● Data for processing
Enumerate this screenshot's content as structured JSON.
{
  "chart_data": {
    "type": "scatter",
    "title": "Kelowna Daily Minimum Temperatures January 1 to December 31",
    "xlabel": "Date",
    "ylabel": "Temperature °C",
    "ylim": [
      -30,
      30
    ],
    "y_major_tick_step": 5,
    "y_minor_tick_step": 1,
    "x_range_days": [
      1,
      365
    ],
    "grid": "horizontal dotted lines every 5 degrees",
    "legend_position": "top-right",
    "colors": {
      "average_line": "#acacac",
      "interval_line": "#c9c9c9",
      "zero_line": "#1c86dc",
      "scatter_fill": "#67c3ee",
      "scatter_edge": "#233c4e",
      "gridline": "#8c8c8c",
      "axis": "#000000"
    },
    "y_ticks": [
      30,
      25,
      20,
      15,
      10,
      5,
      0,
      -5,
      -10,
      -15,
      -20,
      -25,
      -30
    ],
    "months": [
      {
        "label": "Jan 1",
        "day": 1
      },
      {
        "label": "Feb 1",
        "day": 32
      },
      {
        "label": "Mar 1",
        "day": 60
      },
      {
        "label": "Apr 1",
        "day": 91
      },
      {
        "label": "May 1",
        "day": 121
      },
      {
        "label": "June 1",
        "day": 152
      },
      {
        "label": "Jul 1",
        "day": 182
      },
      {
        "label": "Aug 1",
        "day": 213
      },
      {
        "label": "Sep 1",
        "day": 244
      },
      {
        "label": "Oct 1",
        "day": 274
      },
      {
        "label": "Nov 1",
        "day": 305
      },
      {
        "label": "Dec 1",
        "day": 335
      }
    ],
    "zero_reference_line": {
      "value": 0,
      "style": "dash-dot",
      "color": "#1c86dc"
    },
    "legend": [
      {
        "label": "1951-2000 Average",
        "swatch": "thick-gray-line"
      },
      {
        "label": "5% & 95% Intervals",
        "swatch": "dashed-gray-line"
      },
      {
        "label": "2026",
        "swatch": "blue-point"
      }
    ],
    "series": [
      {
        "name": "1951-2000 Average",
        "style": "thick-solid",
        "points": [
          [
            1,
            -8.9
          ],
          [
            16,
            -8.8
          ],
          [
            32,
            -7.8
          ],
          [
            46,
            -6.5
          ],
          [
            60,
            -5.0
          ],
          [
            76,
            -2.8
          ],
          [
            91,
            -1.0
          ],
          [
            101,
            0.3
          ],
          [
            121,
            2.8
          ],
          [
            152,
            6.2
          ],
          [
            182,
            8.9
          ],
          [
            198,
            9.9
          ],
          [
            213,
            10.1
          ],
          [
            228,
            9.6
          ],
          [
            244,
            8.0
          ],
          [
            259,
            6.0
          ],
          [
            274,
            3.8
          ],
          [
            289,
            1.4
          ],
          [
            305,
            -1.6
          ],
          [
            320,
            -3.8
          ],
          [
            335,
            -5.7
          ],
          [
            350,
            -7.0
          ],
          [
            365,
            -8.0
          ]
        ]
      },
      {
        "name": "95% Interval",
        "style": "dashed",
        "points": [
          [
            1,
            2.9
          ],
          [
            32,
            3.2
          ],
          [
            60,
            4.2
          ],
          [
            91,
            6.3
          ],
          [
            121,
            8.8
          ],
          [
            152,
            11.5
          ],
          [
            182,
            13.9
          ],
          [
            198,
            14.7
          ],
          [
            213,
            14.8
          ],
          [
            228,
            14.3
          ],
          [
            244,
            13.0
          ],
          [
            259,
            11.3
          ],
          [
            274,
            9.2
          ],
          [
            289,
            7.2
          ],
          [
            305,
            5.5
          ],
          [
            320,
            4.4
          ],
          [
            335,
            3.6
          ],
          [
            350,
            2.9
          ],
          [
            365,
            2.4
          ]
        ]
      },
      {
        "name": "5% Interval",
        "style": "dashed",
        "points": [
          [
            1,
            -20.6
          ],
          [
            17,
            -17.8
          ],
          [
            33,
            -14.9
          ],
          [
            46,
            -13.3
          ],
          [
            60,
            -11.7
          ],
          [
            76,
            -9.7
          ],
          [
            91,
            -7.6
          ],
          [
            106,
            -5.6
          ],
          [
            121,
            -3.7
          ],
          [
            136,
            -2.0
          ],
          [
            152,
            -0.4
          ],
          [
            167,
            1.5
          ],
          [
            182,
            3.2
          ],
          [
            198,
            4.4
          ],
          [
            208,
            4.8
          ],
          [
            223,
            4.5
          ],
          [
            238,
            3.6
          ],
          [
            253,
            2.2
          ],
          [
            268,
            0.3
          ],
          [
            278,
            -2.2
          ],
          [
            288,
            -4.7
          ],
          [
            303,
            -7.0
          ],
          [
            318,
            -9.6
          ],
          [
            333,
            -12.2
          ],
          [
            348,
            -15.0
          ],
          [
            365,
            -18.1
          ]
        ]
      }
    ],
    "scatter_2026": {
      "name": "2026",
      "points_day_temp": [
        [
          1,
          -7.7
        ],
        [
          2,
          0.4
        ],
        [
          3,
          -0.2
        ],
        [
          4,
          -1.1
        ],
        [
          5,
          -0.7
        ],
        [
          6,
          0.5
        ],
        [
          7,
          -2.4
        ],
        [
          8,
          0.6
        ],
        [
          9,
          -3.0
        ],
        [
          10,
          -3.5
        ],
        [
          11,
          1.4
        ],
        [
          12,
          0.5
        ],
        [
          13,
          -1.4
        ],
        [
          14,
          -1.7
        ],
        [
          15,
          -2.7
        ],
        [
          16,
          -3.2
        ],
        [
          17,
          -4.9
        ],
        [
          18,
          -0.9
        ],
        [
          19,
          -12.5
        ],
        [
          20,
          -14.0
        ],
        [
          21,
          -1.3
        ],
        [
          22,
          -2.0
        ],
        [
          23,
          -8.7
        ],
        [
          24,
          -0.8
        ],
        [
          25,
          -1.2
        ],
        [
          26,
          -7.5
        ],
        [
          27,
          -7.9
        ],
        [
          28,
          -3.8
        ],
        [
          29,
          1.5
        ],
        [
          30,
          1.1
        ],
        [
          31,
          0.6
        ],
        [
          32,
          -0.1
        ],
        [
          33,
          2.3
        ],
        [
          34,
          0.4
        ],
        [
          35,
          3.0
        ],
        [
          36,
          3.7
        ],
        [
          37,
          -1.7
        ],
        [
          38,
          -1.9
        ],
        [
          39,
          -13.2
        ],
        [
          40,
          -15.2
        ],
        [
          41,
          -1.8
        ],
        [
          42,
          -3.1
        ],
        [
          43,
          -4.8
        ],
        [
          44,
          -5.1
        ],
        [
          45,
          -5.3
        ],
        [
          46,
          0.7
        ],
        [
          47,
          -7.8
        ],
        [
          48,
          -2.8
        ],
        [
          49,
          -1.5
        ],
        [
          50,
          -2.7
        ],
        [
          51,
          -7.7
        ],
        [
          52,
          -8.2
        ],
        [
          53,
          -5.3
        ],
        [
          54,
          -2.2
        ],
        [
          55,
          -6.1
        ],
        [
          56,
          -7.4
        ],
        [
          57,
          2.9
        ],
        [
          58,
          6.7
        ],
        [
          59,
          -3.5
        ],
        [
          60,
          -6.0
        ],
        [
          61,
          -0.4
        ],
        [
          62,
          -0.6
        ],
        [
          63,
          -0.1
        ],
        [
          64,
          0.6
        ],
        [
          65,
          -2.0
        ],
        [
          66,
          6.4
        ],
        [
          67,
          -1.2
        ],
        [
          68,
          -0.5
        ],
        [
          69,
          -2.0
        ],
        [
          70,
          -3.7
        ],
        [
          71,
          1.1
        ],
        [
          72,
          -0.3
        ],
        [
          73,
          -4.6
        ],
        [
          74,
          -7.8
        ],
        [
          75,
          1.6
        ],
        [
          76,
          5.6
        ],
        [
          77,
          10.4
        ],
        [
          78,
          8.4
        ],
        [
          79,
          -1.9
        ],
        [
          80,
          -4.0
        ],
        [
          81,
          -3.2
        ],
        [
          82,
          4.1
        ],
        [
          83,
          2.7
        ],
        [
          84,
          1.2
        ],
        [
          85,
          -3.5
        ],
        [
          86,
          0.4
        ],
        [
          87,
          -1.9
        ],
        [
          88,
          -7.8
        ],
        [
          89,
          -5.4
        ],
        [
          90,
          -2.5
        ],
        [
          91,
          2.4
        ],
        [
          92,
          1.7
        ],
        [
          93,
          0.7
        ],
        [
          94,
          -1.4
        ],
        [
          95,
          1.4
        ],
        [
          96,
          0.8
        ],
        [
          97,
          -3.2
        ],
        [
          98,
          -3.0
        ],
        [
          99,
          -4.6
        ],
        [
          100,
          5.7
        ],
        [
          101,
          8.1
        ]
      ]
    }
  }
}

● What is expected
Only a number is needed: how many lines of the material above contain "thick"?

● Task response
2